_To be done_. Pick out the lines in the listing below that contain the word "Average" and copy them.

_Records for processing_.
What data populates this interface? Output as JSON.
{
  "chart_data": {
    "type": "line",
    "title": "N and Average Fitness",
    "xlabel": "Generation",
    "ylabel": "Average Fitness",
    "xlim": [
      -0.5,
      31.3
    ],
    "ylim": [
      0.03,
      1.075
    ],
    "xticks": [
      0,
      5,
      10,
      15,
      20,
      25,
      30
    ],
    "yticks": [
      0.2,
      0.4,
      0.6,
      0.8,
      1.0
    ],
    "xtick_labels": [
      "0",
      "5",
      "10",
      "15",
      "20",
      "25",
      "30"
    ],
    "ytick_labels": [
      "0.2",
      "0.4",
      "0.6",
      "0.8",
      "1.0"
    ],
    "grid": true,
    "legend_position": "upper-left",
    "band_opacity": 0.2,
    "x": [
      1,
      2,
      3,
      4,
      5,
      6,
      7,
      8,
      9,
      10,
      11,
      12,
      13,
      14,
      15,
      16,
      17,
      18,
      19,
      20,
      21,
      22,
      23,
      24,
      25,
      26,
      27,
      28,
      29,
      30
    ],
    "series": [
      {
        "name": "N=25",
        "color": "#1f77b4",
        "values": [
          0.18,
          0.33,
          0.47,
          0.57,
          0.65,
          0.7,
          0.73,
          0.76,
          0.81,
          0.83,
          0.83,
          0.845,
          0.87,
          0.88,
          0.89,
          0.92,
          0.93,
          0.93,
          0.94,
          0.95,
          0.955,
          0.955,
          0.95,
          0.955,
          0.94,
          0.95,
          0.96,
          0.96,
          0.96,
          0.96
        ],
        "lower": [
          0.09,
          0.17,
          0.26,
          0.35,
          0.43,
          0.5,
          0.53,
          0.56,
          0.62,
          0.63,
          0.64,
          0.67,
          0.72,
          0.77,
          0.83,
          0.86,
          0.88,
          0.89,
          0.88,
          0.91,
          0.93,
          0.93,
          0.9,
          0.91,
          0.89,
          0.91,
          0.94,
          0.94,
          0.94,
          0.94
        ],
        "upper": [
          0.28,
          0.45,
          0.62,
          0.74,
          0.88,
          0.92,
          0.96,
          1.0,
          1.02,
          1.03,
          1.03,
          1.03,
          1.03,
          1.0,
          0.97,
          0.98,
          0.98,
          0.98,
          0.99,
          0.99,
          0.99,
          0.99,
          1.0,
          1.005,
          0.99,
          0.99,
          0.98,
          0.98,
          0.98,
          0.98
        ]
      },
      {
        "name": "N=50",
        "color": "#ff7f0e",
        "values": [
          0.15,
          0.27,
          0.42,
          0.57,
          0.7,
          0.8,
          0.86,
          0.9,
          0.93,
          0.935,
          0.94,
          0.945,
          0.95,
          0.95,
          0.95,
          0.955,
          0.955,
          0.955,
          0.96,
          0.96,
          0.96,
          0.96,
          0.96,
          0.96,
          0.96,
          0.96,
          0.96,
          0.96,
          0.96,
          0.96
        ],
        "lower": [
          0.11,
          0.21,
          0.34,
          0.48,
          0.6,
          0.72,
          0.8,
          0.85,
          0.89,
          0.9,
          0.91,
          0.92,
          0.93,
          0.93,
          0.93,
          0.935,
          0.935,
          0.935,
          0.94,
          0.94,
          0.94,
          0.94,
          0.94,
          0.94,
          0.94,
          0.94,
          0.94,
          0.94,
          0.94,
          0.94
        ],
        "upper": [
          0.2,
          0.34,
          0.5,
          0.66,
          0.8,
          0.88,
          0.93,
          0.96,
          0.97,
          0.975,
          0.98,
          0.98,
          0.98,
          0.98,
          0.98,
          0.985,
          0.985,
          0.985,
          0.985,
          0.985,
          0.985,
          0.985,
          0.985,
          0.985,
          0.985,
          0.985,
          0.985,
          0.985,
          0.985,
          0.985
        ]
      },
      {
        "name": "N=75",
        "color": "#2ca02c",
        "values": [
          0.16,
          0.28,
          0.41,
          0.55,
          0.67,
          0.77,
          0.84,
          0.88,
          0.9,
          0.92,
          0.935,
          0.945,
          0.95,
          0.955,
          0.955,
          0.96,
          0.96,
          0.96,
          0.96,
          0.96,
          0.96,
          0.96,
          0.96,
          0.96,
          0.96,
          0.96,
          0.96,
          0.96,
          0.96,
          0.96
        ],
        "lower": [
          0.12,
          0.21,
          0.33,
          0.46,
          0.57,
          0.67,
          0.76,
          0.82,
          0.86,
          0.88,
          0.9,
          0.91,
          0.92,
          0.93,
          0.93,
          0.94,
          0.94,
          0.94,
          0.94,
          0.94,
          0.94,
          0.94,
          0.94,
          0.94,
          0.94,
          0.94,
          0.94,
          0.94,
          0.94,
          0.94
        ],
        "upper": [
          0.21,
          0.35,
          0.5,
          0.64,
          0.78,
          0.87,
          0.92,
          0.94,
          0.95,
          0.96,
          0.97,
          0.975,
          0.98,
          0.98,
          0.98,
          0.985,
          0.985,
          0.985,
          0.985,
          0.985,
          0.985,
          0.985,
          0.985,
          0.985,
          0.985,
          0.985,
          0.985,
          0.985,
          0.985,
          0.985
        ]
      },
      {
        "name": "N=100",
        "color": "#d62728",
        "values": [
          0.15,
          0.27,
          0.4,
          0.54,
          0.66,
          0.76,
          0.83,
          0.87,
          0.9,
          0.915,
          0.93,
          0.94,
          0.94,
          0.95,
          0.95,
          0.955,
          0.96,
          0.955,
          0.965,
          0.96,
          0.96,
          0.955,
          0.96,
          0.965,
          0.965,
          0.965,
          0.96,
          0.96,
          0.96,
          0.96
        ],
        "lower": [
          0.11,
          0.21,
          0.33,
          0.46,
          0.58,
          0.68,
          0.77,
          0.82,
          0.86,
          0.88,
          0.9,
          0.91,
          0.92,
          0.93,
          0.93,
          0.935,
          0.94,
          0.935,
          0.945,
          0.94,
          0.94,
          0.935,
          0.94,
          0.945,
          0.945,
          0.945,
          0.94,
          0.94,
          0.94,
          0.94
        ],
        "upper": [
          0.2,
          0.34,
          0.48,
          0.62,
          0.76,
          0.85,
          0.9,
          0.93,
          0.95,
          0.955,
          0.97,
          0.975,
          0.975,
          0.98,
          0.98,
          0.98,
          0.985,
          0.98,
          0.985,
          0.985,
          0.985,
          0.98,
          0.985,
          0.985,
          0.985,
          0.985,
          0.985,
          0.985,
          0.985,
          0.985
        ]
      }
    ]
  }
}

_Written solution_.
    "title": "N and Average Fitness",
    "ylabel": "Average Fitness",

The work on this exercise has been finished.